Problem to solve: Where the word "chevron" occurs in a line, return that line.

Task inputs:
* * * * * * * * *

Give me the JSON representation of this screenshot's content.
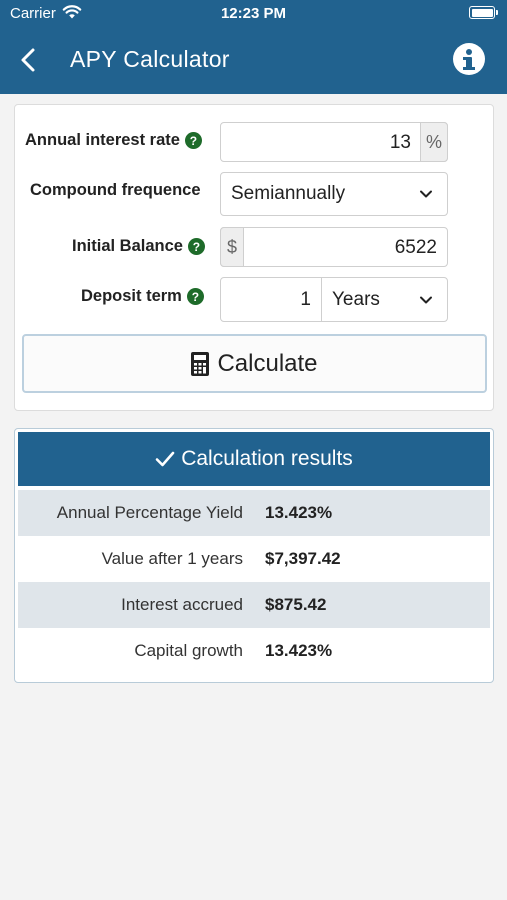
{
  "status": {
    "carrier": "Carrier",
    "time": "12:23 PM"
  },
  "nav": {
    "title": "APY Calculator"
  },
  "form": {
    "annual_rate": {
      "label": "Annual interest rate",
      "value": "13",
      "suffix": "%"
    },
    "compound": {
      "label": "Compound frequence",
      "value": "Semiannually"
    },
    "balance": {
      "label": "Initial Balance",
      "prefix": "$",
      "value": "6522"
    },
    "term": {
      "label": "Deposit term",
      "value": "1",
      "unit": "Years"
    },
    "calculate_label": "Calculate"
  },
  "results": {
    "title": "Calculation results",
    "rows": [
      {
        "label": "Annual Percentage Yield",
        "value": "13.423%"
      },
      {
        "label": "Value after 1 years",
        "value": "$7,397.42"
      },
      {
        "label": "Interest accrued",
        "value": "$875.42"
      },
      {
        "label": "Capital growth",
        "value": "13.423%"
      }
    ]
  },
  "colors": {
    "primary": "#21628f",
    "help": "#1e6b2a",
    "row_shade": "#dfe5ea"
  },
  "icons": {
    "back": "chevron-left-icon",
    "info": "info-icon",
    "help": "question-icon",
    "dropdown": "chevron-down-icon",
    "calculator": "calculator-icon",
    "check": "check-icon"
  }
}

* * * * * * * * *

Written solution:
    "back": "chevron-left-icon",
    "dropdown": "chevron-down-icon",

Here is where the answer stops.